Exercise directions: Tally the lines in the records underneath that contain the string "услуг", and state the figure by itself.

---------------

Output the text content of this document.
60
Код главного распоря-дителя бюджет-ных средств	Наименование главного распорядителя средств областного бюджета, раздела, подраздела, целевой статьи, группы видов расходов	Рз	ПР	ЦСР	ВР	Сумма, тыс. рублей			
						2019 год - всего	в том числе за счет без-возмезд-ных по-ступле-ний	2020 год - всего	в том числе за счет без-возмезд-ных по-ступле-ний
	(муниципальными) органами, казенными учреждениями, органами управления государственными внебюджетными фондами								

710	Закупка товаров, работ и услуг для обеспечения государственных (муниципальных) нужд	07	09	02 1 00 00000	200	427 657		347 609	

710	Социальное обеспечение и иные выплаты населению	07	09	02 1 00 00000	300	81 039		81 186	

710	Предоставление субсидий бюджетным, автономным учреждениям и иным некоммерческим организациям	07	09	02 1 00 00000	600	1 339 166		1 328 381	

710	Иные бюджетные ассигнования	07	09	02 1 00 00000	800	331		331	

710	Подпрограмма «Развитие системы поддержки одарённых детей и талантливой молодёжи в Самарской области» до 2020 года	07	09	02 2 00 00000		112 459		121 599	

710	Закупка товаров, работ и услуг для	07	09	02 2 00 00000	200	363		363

---------------

Exercise result: 2